Goal:
Gather up the lines with the word "files" in them.

Material shown:
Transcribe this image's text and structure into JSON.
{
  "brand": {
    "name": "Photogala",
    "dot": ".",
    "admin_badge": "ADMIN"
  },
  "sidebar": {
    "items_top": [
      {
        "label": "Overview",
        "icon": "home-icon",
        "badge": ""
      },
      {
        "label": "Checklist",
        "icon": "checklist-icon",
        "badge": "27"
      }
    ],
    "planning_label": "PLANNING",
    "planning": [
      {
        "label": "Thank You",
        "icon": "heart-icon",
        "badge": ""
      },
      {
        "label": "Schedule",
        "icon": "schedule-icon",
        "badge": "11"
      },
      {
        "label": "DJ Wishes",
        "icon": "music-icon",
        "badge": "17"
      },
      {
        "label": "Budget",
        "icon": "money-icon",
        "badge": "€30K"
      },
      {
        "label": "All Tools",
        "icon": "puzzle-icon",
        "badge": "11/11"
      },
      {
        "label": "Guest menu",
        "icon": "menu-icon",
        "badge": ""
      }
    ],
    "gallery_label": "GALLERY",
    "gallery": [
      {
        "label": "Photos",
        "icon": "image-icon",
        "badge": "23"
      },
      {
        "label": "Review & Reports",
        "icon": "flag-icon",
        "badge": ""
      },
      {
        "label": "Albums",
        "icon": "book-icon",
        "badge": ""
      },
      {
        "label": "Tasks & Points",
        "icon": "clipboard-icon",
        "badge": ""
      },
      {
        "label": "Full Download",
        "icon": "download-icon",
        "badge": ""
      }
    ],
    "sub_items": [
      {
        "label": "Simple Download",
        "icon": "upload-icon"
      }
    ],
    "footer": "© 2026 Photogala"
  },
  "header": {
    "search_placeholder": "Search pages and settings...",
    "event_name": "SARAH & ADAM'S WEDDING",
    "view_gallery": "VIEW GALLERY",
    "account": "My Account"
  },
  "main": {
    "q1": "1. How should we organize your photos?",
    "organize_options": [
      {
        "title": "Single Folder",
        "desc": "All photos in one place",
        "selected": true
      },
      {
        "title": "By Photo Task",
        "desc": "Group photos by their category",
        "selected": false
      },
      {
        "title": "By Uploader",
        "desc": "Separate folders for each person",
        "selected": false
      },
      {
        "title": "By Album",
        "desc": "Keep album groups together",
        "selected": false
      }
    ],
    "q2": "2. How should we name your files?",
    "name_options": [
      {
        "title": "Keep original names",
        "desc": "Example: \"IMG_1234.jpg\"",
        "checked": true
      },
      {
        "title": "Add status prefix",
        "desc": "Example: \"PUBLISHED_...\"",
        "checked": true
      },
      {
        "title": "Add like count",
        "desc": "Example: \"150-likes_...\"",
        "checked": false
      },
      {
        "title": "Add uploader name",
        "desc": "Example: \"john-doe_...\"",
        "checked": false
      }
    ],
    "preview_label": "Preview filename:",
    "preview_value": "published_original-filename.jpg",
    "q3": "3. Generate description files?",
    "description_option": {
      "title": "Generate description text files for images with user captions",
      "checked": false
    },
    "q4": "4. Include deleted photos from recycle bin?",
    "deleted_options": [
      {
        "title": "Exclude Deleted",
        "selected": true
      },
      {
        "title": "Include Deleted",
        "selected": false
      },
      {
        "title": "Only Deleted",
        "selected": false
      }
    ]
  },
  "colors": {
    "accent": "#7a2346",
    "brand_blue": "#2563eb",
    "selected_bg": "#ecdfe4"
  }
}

The result:
    "q2": "2. How should we name your files?",
    "q3": "3. Generate description files?",
      "title": "Generate description text files for images with user captions",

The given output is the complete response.